** Exercise details **
What number of lines contain the word "оплаты"? Reply with the number and nothing else.

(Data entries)
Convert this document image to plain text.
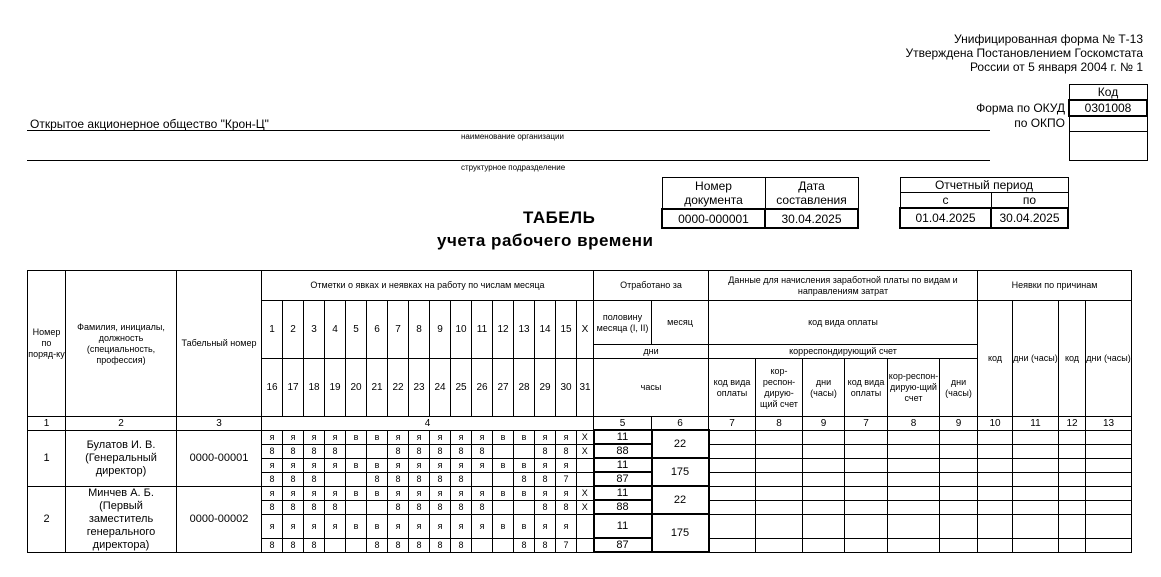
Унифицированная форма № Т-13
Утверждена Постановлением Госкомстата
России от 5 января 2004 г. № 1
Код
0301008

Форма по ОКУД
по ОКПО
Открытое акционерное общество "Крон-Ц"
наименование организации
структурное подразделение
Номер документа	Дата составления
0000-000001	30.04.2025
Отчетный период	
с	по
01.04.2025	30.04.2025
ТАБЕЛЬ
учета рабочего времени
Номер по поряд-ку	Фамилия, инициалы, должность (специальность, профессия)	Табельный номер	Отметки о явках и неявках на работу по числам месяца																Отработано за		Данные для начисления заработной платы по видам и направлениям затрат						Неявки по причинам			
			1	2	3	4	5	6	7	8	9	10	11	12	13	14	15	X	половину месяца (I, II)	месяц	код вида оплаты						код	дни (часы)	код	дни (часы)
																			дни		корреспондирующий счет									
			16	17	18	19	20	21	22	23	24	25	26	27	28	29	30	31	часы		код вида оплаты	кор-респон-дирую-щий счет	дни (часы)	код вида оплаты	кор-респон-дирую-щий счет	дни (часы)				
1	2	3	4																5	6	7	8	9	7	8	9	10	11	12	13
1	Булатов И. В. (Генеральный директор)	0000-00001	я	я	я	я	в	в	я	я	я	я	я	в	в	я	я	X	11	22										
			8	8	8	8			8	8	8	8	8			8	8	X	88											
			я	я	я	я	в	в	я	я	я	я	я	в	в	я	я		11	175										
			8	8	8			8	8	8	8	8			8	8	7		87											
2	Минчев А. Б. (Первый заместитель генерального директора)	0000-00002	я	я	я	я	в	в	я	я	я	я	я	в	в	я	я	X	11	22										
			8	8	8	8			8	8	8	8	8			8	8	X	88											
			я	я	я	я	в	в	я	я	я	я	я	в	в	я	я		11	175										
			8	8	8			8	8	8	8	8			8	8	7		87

==

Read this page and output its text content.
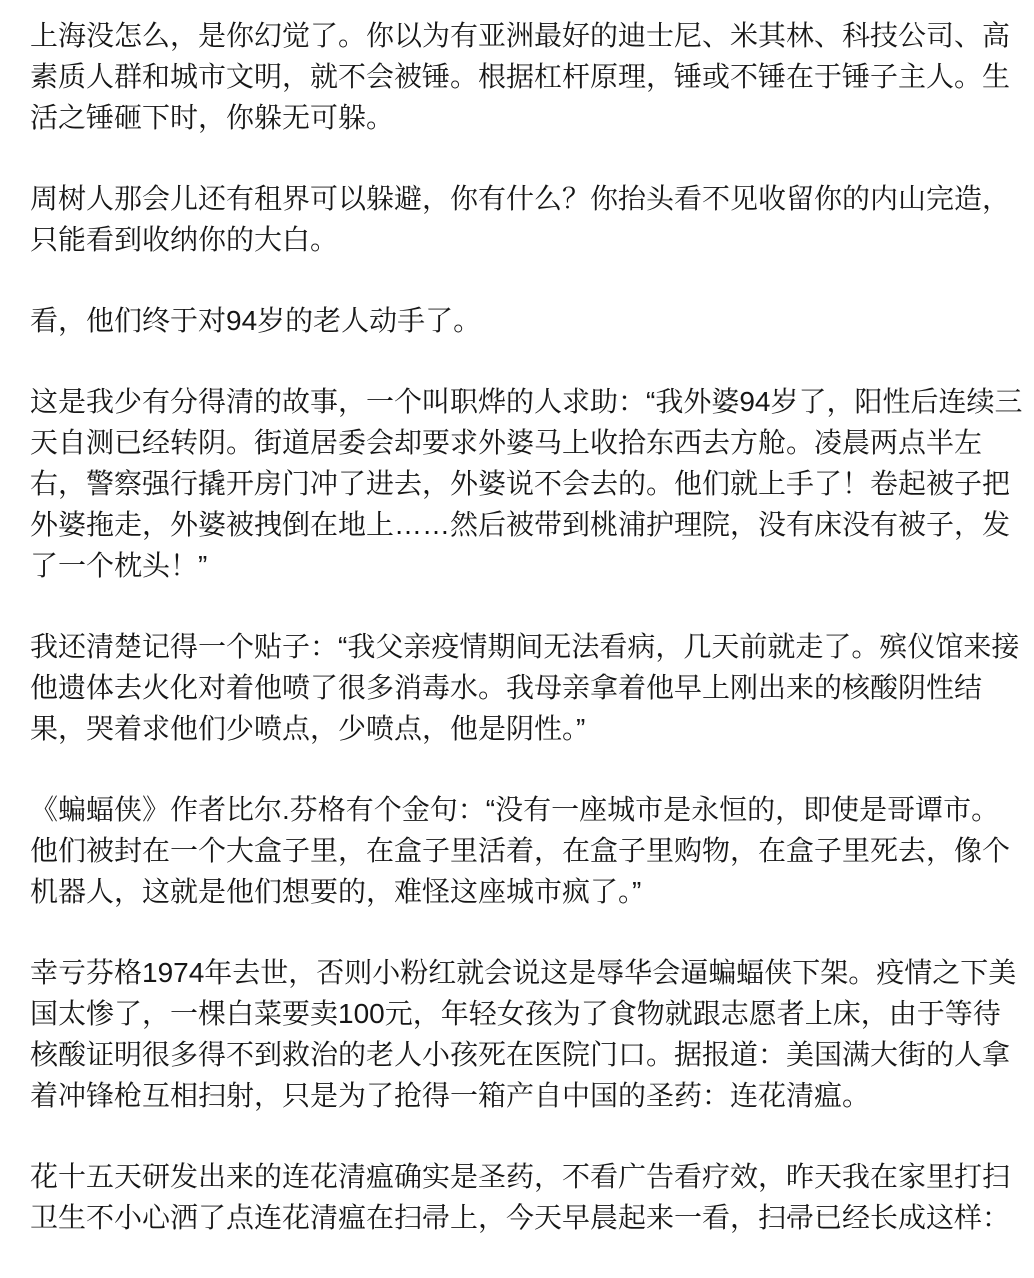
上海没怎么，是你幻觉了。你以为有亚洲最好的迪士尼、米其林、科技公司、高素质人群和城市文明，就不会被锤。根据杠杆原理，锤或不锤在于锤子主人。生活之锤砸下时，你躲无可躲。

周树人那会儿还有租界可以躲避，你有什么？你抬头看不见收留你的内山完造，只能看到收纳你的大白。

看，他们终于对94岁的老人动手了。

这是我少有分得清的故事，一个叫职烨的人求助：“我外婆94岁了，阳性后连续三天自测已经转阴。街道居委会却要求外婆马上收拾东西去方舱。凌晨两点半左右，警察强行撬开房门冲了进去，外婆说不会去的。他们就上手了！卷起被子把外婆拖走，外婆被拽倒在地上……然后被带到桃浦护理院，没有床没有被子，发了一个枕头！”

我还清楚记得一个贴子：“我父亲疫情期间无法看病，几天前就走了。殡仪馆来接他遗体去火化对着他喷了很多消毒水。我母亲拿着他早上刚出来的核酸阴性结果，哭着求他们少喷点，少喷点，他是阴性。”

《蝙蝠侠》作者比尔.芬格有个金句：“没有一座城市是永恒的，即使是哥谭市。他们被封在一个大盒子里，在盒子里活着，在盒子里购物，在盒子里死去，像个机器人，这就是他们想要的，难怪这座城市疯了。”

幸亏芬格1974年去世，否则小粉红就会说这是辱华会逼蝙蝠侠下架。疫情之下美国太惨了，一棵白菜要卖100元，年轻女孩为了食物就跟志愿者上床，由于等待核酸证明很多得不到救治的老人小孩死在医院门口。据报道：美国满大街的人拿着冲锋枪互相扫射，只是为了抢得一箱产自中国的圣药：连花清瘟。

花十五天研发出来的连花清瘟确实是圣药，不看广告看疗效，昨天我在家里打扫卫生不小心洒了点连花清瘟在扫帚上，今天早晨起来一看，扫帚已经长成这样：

** Task solution **
2